What the task requires: Could you write out the records below exactly as they appear?

Information supplied:
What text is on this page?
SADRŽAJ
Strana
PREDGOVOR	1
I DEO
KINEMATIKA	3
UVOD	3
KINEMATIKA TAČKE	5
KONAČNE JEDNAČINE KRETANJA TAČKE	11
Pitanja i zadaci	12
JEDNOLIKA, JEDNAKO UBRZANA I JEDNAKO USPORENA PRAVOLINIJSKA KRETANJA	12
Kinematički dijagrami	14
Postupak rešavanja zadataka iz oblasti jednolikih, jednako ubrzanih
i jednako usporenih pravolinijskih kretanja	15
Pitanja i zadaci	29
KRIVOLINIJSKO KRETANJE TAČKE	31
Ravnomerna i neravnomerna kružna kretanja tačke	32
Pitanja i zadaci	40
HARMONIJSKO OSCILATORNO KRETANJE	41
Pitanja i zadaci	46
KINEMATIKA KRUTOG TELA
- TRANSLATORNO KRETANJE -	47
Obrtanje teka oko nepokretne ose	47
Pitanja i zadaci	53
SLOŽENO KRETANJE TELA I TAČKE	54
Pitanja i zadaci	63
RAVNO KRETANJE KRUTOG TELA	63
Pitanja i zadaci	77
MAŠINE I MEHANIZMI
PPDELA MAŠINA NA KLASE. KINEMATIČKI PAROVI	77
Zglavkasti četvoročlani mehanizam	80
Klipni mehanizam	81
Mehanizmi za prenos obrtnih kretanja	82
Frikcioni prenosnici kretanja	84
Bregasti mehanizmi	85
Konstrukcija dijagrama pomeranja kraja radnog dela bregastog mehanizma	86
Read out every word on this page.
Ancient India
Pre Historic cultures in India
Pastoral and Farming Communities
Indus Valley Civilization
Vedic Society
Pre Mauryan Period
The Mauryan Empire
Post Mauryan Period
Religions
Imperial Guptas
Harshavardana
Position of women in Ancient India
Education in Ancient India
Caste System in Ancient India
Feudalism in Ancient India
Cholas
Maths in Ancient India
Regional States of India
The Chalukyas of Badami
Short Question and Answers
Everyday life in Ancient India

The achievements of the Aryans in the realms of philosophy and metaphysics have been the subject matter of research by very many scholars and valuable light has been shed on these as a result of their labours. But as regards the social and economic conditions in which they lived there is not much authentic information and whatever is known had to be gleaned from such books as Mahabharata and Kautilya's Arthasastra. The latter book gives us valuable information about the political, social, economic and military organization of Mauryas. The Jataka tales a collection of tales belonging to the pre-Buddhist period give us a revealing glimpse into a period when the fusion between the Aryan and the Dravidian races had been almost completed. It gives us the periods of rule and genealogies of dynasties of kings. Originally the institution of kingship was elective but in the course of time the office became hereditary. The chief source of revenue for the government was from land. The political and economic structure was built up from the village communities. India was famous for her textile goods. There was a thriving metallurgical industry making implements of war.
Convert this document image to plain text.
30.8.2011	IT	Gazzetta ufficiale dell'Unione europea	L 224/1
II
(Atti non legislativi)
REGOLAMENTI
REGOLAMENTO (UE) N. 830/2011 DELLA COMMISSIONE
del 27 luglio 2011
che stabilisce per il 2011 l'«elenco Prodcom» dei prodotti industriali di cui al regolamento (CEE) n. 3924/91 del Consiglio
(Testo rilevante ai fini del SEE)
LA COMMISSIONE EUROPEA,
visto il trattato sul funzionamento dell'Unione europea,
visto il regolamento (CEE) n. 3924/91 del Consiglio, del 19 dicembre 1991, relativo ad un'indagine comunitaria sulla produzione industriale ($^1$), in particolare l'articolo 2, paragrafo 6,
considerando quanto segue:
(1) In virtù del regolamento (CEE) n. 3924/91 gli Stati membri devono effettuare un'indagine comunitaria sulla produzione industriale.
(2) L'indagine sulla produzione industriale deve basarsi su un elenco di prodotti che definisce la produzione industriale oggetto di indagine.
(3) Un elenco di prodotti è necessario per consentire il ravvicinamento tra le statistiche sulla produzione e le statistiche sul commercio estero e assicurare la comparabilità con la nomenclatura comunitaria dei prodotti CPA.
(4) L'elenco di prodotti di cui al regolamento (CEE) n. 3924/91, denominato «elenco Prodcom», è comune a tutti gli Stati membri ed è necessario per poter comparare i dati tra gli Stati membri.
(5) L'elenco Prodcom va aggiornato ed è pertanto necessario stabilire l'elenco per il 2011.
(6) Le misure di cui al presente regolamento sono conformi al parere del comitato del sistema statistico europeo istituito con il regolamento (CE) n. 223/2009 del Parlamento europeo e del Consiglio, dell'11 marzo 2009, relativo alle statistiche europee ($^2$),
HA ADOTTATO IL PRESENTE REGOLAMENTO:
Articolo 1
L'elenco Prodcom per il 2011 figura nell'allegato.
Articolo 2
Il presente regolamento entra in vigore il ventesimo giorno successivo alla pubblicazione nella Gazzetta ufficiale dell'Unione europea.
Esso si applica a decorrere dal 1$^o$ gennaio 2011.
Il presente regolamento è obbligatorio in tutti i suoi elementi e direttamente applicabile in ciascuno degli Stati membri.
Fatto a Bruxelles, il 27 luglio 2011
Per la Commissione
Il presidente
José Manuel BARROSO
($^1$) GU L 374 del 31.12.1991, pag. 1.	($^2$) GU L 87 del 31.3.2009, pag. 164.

Answer for this exercise:
What text is on this page?
SADRŽAJ
Strana
PREDGOVOR	1
I DEO
KINEMATIKA	3
UVOD	3
KINEMATIKA TAČKE	5
KONAČNE JEDNAČINE KRETANJA TAČKE	11
Pitanja i zadaci	12
JEDNOLIKA, JEDNAKO UBRZANA I JEDNAKO USPORENA PRAVOLINIJSKA KRETANJA	12
Kinematički dijagrami	14
Postupak rešavanja zadataka iz oblasti jednolikih, jednako ubrzanih
i jednako usporenih pravolinijskih kretanja	15
Pitanja i zadaci	29
KRIVOLINIJSKO KRETANJE TAČKE	31
Ravnomerna i neravnomerna kružna kretanja tačke	32
Pitanja i zadaci	40
HARMONIJSKO OSCILATORNO KRETANJE	41
Pitanja i zadaci	46
KINEMATIKA KRUTOG TELA
- TRANSLATORNO KRETANJE -	47
Obrtanje teka oko nepokretne ose	47
Pitanja i zadaci	53
SLOŽENO KRETANJE TELA I TAČKE	54
Pitanja i zadaci	63
RAVNO KRETANJE KRUTOG TELA	63
Pitanja i zadaci	77
MAŠINE I MEHANIZMI
PPDELA MAŠINA NA KLASE. KINEMATIČKI PAROVI	77
Zglavkasti četvoročlani mehanizam	80
Klipni mehanizam	81
Mehanizmi za prenos obrtnih kretanja	82
Frikcioni prenosnici kretanja	84
Bregasti mehanizmi	85
Konstrukcija dijagrama pomeranja kraja radnog dela bregastog mehanizma	86
Read out every word on this page.
Ancient India
Pre Historic cultures in India
Pastoral and Farming Communities
Indus Valley Civilization
Vedic Society
Pre Mauryan Period
The Mauryan Empire
Post Mauryan Period
Religions
Imperial Guptas
Harshavardana
Position of women in Ancient India
Education in Ancient India
Caste System in Ancient India
Feudalism in Ancient India
Cholas
Maths in Ancient India
Regional States of India
The Chalukyas of Badami
Short Question and Answers
Everyday life in Ancient India

The achievements of the Aryans in the realms of philosophy and metaphysics have been the subject matter of research by very many scholars and valuable light has been shed on these as a result of their labours. But as regards the social and economic conditions in which they lived there is not much authentic information and whatever is known had to be gleaned from such books as Mahabharata and Kautilya's Arthasastra. The latter book gives us valuable information about the political, social, economic and military organization of Mauryas. The Jataka tales a collection of tales belonging to the pre-Buddhist period give us a revealing glimpse into a period when the fusion between the Aryan and the Dravidian races had been almost completed. It gives us the periods of rule and genealogies of dynasties of kings. Originally the institution of kingship was elective but in the course of time the office became hereditary. The chief source of revenue for the government was from land. The political and economic structure was built up from the village communities. India was famous for her textile goods. There was a thriving metallurgical industry making implements of war.
Convert this document image to plain text.
30.8.2011	IT	Gazzetta ufficiale dell'Unione europea	L 224/1
II
(Atti non legislativi)
REGOLAMENTI
REGOLAMENTO (UE) N. 830/2011 DELLA COMMISSIONE
del 27 luglio 2011
che stabilisce per il 2011 l'«elenco Prodcom» dei prodotti industriali di cui al regolamento (CEE) n. 3924/91 del Consiglio
(Testo rilevante ai fini del SEE)
LA COMMISSIONE EUROPEA,
visto il trattato sul funzionamento dell'Unione europea,
visto il regolamento (CEE) n. 3924/91 del Consiglio, del 19 dicembre 1991, relativo ad un'indagine comunitaria sulla produzione industriale ($^1$), in particolare l'articolo 2, paragrafo 6,
considerando quanto segue:
(1) In virtù del regolamento (CEE) n. 3924/91 gli Stati membri devono effettuare un'indagine comunitaria sulla produzione industriale.
(2) L'indagine sulla produzione industriale deve basarsi su un elenco di prodotti che definisce la produzione industriale oggetto di indagine.
(3) Un elenco di prodotti è necessario per consentire il ravvicinamento tra le statistiche sulla produzione e le statistiche sul commercio estero e assicurare la comparabilità con la nomenclatura comunitaria dei prodotti CPA.
(4) L'elenco di prodotti di cui al regolamento (CEE) n. 3924/91, denominato «elenco Prodcom», è comune a tutti gli Stati membri ed è necessario per poter comparare i dati tra gli Stati membri.
(5) L'elenco Prodcom va aggiornato ed è pertanto necessario stabilire l'elenco per il 2011.
(6) Le misure di cui al presente regolamento sono conformi al parere del comitato del sistema statistico europeo istituito con il regolamento (CE) n. 223/2009 del Parlamento europeo e del Consiglio, dell'11 marzo 2009, relativo alle statistiche europee ($^2$),
HA ADOTTATO IL PRESENTE REGOLAMENTO:
Articolo 1
L'elenco Prodcom per il 2011 figura nell'allegato.
Articolo 2
Il presente regolamento entra in vigore il ventesimo giorno successivo alla pubblicazione nella Gazzetta ufficiale dell'Unione europea.
Esso si applica a decorrere dal 1$^o$ gennaio 2011.
Il presente regolamento è obbligatorio in tutti i suoi elementi e direttamente applicabile in ciascuno degli Stati membri.
Fatto a Bruxelles, il 27 luglio 2011
Per la Commissione
Il presidente
José Manuel BARROSO
($^1$) GU L 374 del 31.12.1991, pag. 1.	($^2$) GU L 87 del 31.3.2009, pag. 164.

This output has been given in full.